* Do this
Find the word "WILLIAMS" in the data. Return every line where it appears.

(Figure contents as structured data)
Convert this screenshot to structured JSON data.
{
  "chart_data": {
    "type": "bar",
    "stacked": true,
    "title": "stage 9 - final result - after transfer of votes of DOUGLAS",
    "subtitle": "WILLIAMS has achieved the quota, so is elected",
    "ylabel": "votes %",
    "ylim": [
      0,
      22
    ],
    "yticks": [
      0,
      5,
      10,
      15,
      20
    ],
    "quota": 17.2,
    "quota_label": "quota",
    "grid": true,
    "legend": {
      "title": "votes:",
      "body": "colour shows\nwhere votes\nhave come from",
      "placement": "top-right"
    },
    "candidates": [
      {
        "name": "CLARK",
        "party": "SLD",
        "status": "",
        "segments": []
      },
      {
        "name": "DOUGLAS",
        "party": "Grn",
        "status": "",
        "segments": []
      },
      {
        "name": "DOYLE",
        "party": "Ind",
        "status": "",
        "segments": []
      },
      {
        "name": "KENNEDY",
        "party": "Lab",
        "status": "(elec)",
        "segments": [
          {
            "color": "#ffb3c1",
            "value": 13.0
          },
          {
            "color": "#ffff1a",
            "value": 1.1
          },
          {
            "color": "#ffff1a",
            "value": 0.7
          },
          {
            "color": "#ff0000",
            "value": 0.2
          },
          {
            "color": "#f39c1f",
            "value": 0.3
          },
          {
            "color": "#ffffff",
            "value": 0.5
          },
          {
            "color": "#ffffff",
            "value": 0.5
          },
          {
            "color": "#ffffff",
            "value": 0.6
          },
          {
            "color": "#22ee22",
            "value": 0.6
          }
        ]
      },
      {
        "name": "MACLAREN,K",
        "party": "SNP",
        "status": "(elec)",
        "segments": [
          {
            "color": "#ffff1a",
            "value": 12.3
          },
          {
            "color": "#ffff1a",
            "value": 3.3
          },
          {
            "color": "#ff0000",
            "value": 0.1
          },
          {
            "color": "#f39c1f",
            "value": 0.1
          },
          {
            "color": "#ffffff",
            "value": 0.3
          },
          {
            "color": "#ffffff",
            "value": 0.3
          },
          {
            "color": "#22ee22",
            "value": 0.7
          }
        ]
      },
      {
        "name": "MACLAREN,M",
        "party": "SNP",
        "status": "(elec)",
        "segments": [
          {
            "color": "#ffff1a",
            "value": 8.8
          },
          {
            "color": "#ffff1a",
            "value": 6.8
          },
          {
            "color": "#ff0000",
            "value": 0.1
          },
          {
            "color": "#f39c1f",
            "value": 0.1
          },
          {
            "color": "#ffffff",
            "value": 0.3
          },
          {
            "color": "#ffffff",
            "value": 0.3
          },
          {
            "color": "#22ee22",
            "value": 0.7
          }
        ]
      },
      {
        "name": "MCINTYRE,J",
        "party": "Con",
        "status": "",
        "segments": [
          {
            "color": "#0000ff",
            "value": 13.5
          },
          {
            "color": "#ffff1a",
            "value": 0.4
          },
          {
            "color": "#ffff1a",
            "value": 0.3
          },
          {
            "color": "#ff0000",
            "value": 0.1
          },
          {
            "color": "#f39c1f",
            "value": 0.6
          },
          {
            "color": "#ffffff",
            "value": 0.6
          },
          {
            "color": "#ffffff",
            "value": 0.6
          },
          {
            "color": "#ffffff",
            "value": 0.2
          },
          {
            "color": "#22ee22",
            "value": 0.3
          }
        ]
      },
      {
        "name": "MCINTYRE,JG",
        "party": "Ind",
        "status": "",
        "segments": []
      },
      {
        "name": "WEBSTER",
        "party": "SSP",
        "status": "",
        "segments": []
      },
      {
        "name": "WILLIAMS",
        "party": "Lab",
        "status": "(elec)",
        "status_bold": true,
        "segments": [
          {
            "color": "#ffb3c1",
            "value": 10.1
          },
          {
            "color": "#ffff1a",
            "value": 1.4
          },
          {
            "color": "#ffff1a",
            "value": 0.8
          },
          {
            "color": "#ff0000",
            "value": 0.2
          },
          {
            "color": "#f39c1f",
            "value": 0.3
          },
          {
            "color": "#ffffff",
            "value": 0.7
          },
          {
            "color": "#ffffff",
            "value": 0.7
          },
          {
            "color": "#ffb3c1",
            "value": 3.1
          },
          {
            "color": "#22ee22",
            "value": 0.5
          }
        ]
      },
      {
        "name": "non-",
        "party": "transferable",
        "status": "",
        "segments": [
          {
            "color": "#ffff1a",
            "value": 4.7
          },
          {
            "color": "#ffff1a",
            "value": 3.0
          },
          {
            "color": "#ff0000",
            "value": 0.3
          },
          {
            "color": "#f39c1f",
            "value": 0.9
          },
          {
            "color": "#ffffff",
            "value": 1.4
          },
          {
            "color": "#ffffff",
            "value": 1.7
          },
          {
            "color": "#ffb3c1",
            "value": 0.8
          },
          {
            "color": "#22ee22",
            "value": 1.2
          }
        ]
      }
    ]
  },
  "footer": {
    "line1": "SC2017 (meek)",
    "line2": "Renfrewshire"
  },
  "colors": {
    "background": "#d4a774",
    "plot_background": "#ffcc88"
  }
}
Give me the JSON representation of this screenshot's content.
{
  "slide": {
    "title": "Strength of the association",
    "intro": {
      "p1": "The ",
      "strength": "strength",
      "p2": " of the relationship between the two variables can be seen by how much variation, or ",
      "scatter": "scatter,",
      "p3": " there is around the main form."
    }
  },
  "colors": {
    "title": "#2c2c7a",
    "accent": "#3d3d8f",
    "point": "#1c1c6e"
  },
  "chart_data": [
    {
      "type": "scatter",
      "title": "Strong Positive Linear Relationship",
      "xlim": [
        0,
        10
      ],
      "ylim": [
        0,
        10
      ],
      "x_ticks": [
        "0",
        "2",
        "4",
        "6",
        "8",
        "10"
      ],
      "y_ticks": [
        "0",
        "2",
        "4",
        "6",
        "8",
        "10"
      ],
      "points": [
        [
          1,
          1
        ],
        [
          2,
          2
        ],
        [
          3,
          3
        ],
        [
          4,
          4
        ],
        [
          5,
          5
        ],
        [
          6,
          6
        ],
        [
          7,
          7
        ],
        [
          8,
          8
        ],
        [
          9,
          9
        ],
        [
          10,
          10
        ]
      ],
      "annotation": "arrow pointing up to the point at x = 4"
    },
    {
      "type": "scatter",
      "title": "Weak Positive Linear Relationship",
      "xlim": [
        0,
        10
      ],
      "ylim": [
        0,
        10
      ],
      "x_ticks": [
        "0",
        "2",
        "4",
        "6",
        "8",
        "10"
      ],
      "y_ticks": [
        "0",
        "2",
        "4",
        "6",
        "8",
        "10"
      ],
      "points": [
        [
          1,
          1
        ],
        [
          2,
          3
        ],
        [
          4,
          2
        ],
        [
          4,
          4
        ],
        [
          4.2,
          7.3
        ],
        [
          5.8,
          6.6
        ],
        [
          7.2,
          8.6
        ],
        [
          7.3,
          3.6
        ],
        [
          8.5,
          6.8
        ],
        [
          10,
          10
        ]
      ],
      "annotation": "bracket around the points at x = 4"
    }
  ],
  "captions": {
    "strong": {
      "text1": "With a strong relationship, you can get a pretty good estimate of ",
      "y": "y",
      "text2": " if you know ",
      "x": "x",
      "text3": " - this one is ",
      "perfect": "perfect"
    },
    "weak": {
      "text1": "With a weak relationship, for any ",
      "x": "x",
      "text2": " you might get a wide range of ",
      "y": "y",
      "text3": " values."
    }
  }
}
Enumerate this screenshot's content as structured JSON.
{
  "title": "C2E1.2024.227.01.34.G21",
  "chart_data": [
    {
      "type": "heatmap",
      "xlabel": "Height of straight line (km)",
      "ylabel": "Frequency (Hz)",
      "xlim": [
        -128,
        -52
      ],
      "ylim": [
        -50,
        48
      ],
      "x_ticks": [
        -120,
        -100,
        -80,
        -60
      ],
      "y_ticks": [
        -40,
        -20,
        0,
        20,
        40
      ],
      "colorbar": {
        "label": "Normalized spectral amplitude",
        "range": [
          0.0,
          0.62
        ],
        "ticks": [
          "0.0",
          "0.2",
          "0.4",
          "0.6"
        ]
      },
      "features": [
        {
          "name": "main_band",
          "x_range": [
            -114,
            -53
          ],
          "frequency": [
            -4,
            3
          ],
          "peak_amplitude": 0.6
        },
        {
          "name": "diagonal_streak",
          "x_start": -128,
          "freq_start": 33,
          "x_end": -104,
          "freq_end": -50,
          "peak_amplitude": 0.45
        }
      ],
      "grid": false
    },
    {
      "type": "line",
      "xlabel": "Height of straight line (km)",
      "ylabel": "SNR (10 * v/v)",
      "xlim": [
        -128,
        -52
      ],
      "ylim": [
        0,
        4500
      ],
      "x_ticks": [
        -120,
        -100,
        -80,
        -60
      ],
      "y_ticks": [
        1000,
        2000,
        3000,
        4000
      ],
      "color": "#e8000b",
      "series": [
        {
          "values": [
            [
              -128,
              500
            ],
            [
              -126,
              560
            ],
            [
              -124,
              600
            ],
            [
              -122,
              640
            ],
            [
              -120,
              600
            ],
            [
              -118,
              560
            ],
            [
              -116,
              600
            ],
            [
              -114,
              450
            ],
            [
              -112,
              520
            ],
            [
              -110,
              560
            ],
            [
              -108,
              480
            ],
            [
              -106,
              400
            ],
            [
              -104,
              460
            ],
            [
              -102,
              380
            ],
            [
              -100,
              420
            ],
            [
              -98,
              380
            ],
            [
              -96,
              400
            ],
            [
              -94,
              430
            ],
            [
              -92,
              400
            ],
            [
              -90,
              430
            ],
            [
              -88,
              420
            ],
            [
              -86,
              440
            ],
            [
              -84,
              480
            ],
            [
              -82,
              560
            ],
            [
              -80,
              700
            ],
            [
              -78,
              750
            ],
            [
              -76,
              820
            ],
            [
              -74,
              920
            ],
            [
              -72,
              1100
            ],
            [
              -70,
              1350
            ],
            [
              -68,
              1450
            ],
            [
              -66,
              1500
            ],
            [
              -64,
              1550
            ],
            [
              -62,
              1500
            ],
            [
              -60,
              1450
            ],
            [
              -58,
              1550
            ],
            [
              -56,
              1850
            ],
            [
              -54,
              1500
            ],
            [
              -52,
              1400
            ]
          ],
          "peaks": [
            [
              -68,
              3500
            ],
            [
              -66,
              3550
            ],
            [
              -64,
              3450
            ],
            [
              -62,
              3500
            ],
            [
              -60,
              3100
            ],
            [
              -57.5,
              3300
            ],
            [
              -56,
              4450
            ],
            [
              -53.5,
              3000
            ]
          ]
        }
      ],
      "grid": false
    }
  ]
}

* Full answer
    "subtitle": "WILLIAMS has achieved the quota, so is elected",
        "name": "WILLIAMS",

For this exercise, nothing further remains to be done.